To do:
The records should be repeated word for word, pictures excluded.

Given information:
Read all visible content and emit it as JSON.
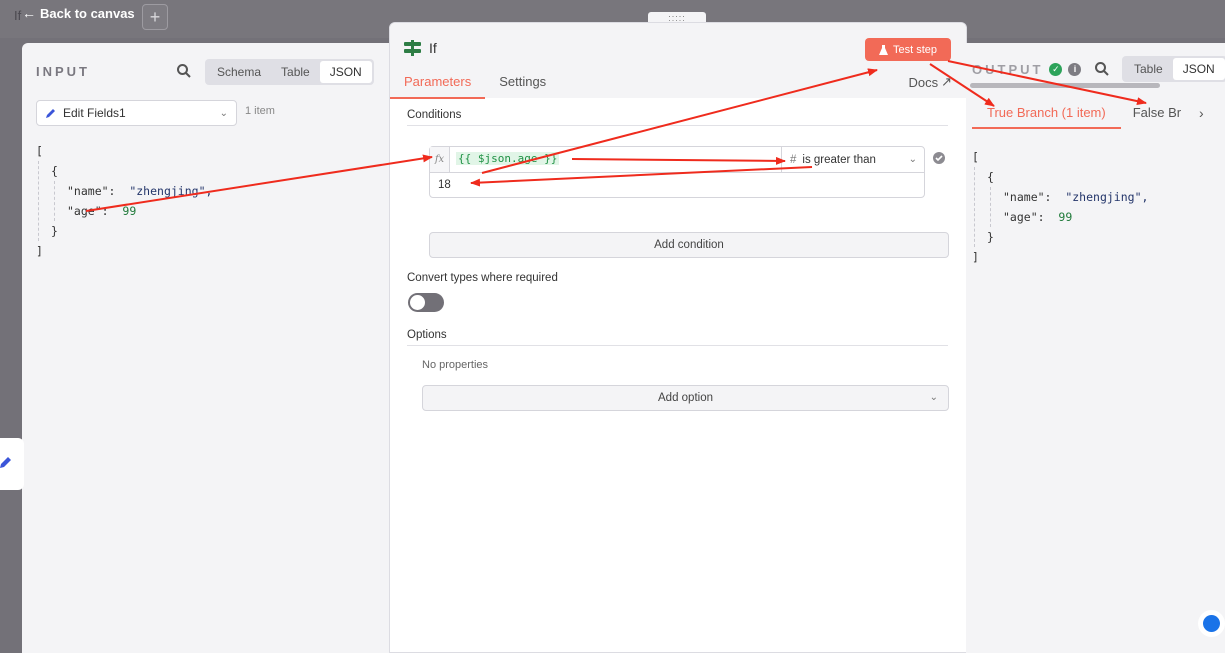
{
  "topbar": {
    "back_label": "Back to canvas",
    "ghost_title": "If",
    "add_label": "+"
  },
  "input": {
    "heading": "INPUT",
    "view_tabs": [
      "Schema",
      "Table",
      "JSON"
    ],
    "active_view": "JSON",
    "source_node": "Edit Fields1",
    "item_count": "1 item",
    "json": {
      "open": "[",
      "obj_open": "{",
      "name_key": "\"name\":",
      "name_val": "\"zhengjing\",",
      "age_key": "\"age\":",
      "age_val": "99",
      "obj_close": "}",
      "close": "]"
    }
  },
  "node": {
    "title": "If",
    "test_button": "Test step",
    "tabs": [
      "Parameters",
      "Settings"
    ],
    "active_tab": "Parameters",
    "docs_label": "Docs",
    "conditions_label": "Conditions",
    "condition": {
      "left_value": "{{ $json.age }}",
      "fx_label": "fx",
      "operator": "is greater than",
      "right_value": "18"
    },
    "add_condition_label": "Add condition",
    "convert_types_label": "Convert types where required",
    "convert_types_on": false,
    "options_label": "Options",
    "no_properties": "No properties",
    "add_option_label": "Add option"
  },
  "output": {
    "heading": "OUTPUT",
    "view_tabs": [
      "Table",
      "JSON"
    ],
    "active_view": "JSON",
    "branches": [
      "True Branch (1 item)",
      "False Br"
    ],
    "active_branch": "True Branch (1 item)",
    "json": {
      "open": "[",
      "obj_open": "{",
      "name_key": "\"name\":",
      "name_val": "\"zhengjing\",",
      "age_key": "\"age\":",
      "age_val": "99",
      "obj_close": "}",
      "close": "]"
    }
  },
  "colors": {
    "accent": "#f26a57",
    "success": "#2da35a",
    "expression_bg": "#e1f5e7",
    "annotation_arrow": "#ef2b1d"
  }
}
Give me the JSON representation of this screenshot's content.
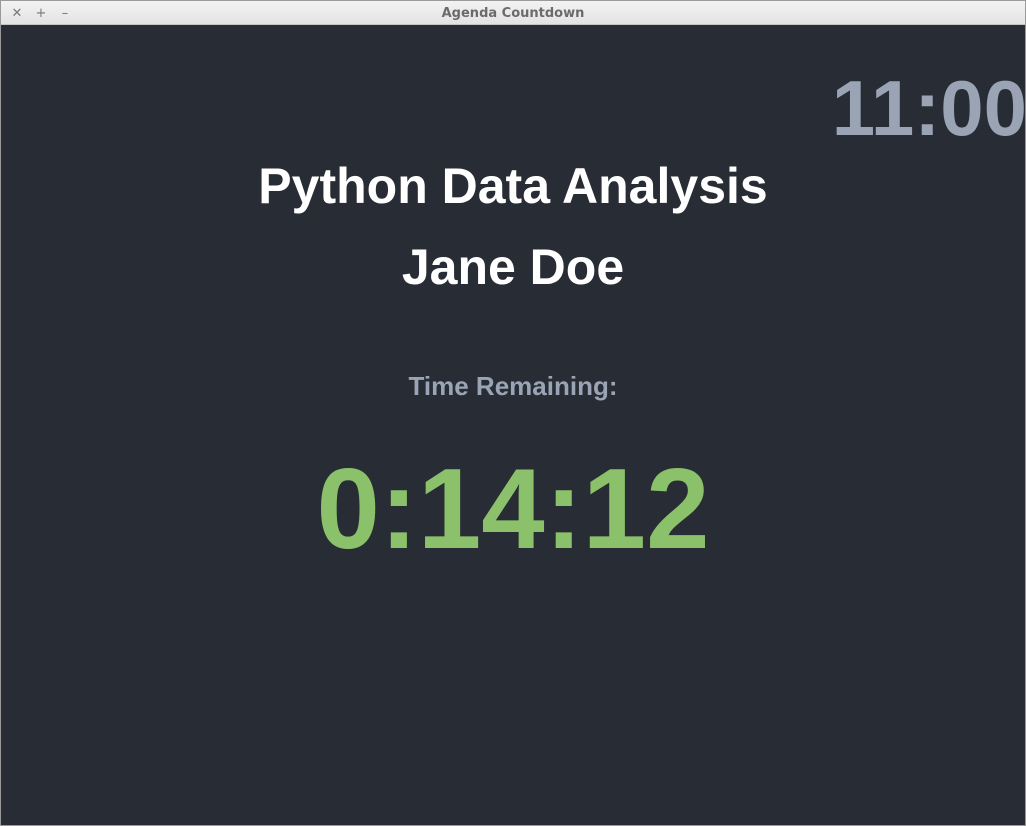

Written answer:
Read all visible content and emit it as JSON.
{
  "topbar": {
    "back_label": "Back to canvas",
    "ghost_title": "If",
    "add_label": "+"
  },
  "input": {
    "heading": "INPUT",
    "view_tabs": [
      "Schema",
      "Table",
      "JSON"
    ],
    "active_view": "JSON",
    "source_node": "Edit Fields1",
    "item_count": "1 item",
    "json": {
      "open": "[",
      "obj_open": "{",
      "name_key": "\"name\":",
      "name_val": "\"zhengjing\",",
      "age_key": "\"age\":",
      "age_val": "99",
      "obj_close": "}",
      "close": "]"
    }
  },
  "node": {
    "title": "If",
    "test_button": "Test step",
    "tabs": [
      "Parameters",
      "Settings"
    ],
    "active_tab": "Parameters",
    "docs_label": "Docs",
    "conditions_label": "Conditions",
    "condition": {
      "left_value": "{{ $json.age }}",
      "fx_label": "fx",
      "operator": "is greater than",
      "right_value": "18"
    },
    "add_condition_label": "Add condition",
    "convert_types_label": "Convert types where required",
    "convert_types_on": false,
    "options_label": "Options",
    "no_properties": "No properties",
    "add_option_label": "Add option"
  },
  "output": {
    "heading": "OUTPUT",
    "view_tabs": [
      "Table",
      "JSON"
    ],
    "active_view": "JSON",
    "branches": [
      "True Branch (1 item)",
      "False Br"
    ],
    "active_branch": "True Branch (1 item)",
    "json": {
      "open": "[",
      "obj_open": "{",
      "name_key": "\"name\":",
      "name_val": "\"zhengjing\",",
      "age_key": "\"age\":",
      "age_val": "99",
      "obj_close": "}",
      "close": "]"
    }
  },
  "colors": {
    "accent": "#f26a57",
    "success": "#2da35a",
    "expression_bg": "#e1f5e7",
    "annotation_arrow": "#ef2b1d"
  }
}
Give me the JSON representation of this screenshot's content.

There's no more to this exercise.